▶ [What is asked]:
From the entries below, copy out every line with "name" in it.

▶ [Input records]:
++++
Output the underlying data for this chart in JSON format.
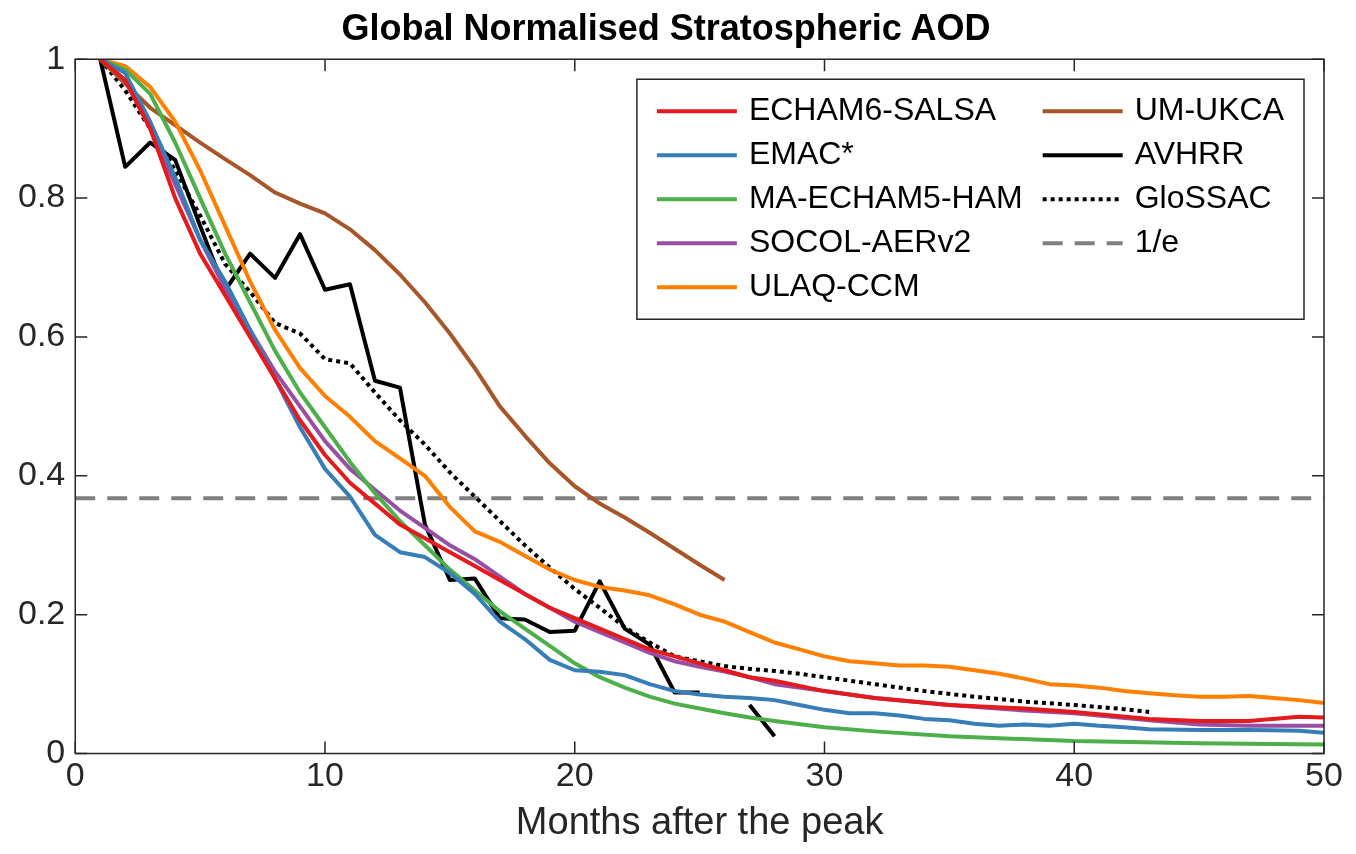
{
  "chart_data": {
    "type": "line",
    "title": "Global Normalised Stratospheric AOD",
    "xlabel": "Months after the peak",
    "xlim": [
      0,
      50
    ],
    "xticks": [
      0,
      10,
      20,
      30,
      40,
      50
    ],
    "ylim": [
      0,
      1
    ],
    "yticks": [
      0,
      0.2,
      0.4,
      0.6,
      0.8,
      1
    ],
    "grid": false,
    "legend": "top right",
    "marker": "none",
    "series": [
      {
        "name": "ECHAM6-SALSA",
        "color": "#e41a1c",
        "line_style": "solid",
        "x": [
          1,
          2,
          3,
          4,
          5,
          6,
          7,
          8,
          9,
          10,
          11,
          12,
          13,
          14,
          15,
          16,
          17,
          18,
          19,
          20,
          21,
          22,
          23,
          24,
          25,
          26,
          27,
          28,
          30,
          32,
          35,
          38,
          40,
          43,
          45,
          47,
          49,
          50
        ],
        "values": [
          1,
          0.97,
          0.9,
          0.8,
          0.72,
          0.66,
          0.6,
          0.54,
          0.48,
          0.43,
          0.39,
          0.36,
          0.33,
          0.31,
          0.29,
          0.27,
          0.25,
          0.23,
          0.21,
          0.195,
          0.18,
          0.165,
          0.15,
          0.14,
          0.13,
          0.12,
          0.11,
          0.105,
          0.09,
          0.08,
          0.07,
          0.065,
          0.06,
          0.05,
          0.047,
          0.047,
          0.053,
          0.052
        ]
      },
      {
        "name": "EMAC*",
        "color": "#377eb8",
        "line_style": "solid",
        "x": [
          1,
          2,
          3,
          4,
          5,
          6,
          7,
          8,
          9,
          10,
          11,
          12,
          13,
          14,
          15,
          16,
          17,
          18,
          19,
          20,
          21,
          22,
          23,
          24,
          25,
          26,
          27,
          28,
          29,
          30,
          31,
          32,
          33,
          34,
          35,
          36,
          37,
          38,
          39,
          40,
          41,
          42,
          43,
          45,
          47,
          49,
          50
        ],
        "values": [
          1,
          0.98,
          0.91,
          0.83,
          0.74,
          0.68,
          0.61,
          0.54,
          0.47,
          0.41,
          0.37,
          0.315,
          0.29,
          0.283,
          0.26,
          0.23,
          0.19,
          0.165,
          0.135,
          0.12,
          0.118,
          0.113,
          0.1,
          0.09,
          0.085,
          0.082,
          0.08,
          0.077,
          0.07,
          0.063,
          0.058,
          0.058,
          0.055,
          0.05,
          0.048,
          0.043,
          0.04,
          0.042,
          0.04,
          0.043,
          0.04,
          0.038,
          0.035,
          0.034,
          0.034,
          0.033,
          0.03
        ]
      },
      {
        "name": "MA-ECHAM5-HAM",
        "color": "#4daf4a",
        "line_style": "solid",
        "x": [
          1,
          2,
          3,
          4,
          5,
          6,
          7,
          8,
          9,
          10,
          11,
          12,
          13,
          14,
          15,
          16,
          17,
          18,
          19,
          20,
          21,
          22,
          23,
          24,
          25,
          26,
          27,
          28,
          30,
          32,
          35,
          40,
          45,
          50
        ],
        "values": [
          1,
          0.985,
          0.95,
          0.88,
          0.8,
          0.72,
          0.65,
          0.58,
          0.52,
          0.47,
          0.42,
          0.375,
          0.335,
          0.3,
          0.265,
          0.235,
          0.205,
          0.18,
          0.155,
          0.13,
          0.11,
          0.095,
          0.082,
          0.072,
          0.065,
          0.058,
          0.052,
          0.047,
          0.038,
          0.032,
          0.025,
          0.018,
          0.015,
          0.013
        ]
      },
      {
        "name": "SOCOL-AERv2",
        "color": "#984ea3",
        "line_style": "solid",
        "x": [
          1,
          2,
          3,
          4,
          5,
          6,
          7,
          8,
          9,
          10,
          11,
          12,
          13,
          14,
          15,
          16,
          17,
          18,
          19,
          20,
          21,
          22,
          23,
          24,
          25,
          26,
          27,
          28,
          30,
          32,
          35,
          38,
          40,
          43,
          45,
          47,
          50
        ],
        "values": [
          1,
          0.97,
          0.9,
          0.82,
          0.74,
          0.67,
          0.61,
          0.55,
          0.5,
          0.45,
          0.41,
          0.38,
          0.35,
          0.325,
          0.3,
          0.28,
          0.255,
          0.23,
          0.21,
          0.19,
          0.175,
          0.16,
          0.145,
          0.133,
          0.125,
          0.118,
          0.11,
          0.1,
          0.09,
          0.08,
          0.07,
          0.062,
          0.058,
          0.048,
          0.042,
          0.04,
          0.04
        ]
      },
      {
        "name": "ULAQ-CCM",
        "color": "#ff7f00",
        "line_style": "solid",
        "x": [
          1,
          2,
          3,
          4,
          5,
          6,
          7,
          8,
          9,
          10,
          11,
          12,
          13,
          14,
          15,
          16,
          17,
          18,
          19,
          20,
          21,
          22,
          23,
          24,
          25,
          26,
          27,
          28,
          29,
          30,
          31,
          32,
          33,
          34,
          35,
          36,
          37,
          38,
          39,
          40,
          41,
          42,
          43,
          44,
          45,
          46,
          47,
          48,
          49,
          50
        ],
        "values": [
          1,
          0.99,
          0.96,
          0.91,
          0.84,
          0.76,
          0.68,
          0.61,
          0.555,
          0.515,
          0.485,
          0.45,
          0.425,
          0.4,
          0.355,
          0.32,
          0.305,
          0.285,
          0.265,
          0.25,
          0.24,
          0.235,
          0.228,
          0.215,
          0.2,
          0.19,
          0.175,
          0.16,
          0.15,
          0.14,
          0.133,
          0.13,
          0.127,
          0.127,
          0.125,
          0.12,
          0.115,
          0.108,
          0.1,
          0.098,
          0.095,
          0.09,
          0.087,
          0.084,
          0.082,
          0.082,
          0.083,
          0.08,
          0.077,
          0.073
        ]
      },
      {
        "name": "UM-UKCA",
        "color": "#a65628",
        "line_style": "solid",
        "x": [
          1,
          2,
          3,
          4,
          5,
          6,
          7,
          8,
          9,
          10,
          11,
          12,
          13,
          14,
          15,
          16,
          17,
          18,
          19,
          20,
          21,
          22,
          23,
          24,
          25,
          26
        ],
        "values": [
          1,
          0.965,
          0.93,
          0.905,
          0.88,
          0.856,
          0.833,
          0.808,
          0.792,
          0.778,
          0.755,
          0.725,
          0.69,
          0.65,
          0.605,
          0.555,
          0.5,
          0.458,
          0.418,
          0.385,
          0.36,
          0.34,
          0.318,
          0.295,
          0.272,
          0.25
        ]
      },
      {
        "name": "AVHRR",
        "color": "#000000",
        "line_style": "solid",
        "x": [
          1,
          2,
          3,
          4,
          5,
          6,
          7,
          8,
          9,
          10,
          11,
          12,
          13,
          14,
          15,
          16,
          17,
          18,
          19,
          20,
          21,
          22,
          23,
          24,
          25,
          26,
          27,
          28
        ],
        "values": [
          1,
          0.845,
          0.88,
          0.855,
          0.76,
          0.667,
          0.72,
          0.685,
          0.748,
          0.668,
          0.676,
          0.537,
          0.527,
          0.33,
          0.25,
          0.252,
          0.195,
          0.193,
          0.175,
          0.177,
          0.248,
          0.18,
          0.157,
          0.088,
          0.088,
          null,
          0.07,
          0.025
        ]
      },
      {
        "name": "GloSSAC",
        "color": "#000000",
        "line_style": "dotted",
        "x": [
          1,
          2,
          3,
          4,
          5,
          6,
          7,
          8,
          9,
          10,
          11,
          12,
          13,
          14,
          15,
          16,
          17,
          18,
          19,
          20,
          21,
          22,
          23,
          24,
          25,
          26,
          27,
          28,
          29,
          30,
          32,
          34,
          36,
          38,
          40,
          42,
          43
        ],
        "values": [
          1,
          0.955,
          0.9,
          0.84,
          0.775,
          0.705,
          0.665,
          0.62,
          0.605,
          0.568,
          0.562,
          0.52,
          0.48,
          0.445,
          0.405,
          0.37,
          0.335,
          0.3,
          0.268,
          0.237,
          0.21,
          0.182,
          0.16,
          0.14,
          0.133,
          0.126,
          0.122,
          0.119,
          0.115,
          0.11,
          0.1,
          0.09,
          0.082,
          0.075,
          0.07,
          0.064,
          0.06
        ]
      }
    ],
    "ref_lines": [
      {
        "axis": "y",
        "value": 0.3679,
        "label": "1/e",
        "color": "#808080",
        "line_style": "dashed"
      }
    ]
  }
}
++++
▶ [Answer to this exercise]:
        "name": "ECHAM6-SALSA",
        "name": "EMAC*",
        "name": "MA-ECHAM5-HAM",
        "name": "SOCOL-AERv2",
        "name": "ULAQ-CCM",
        "name": "UM-UKCA",
        "name": "AVHRR",
        "name": "GloSSAC",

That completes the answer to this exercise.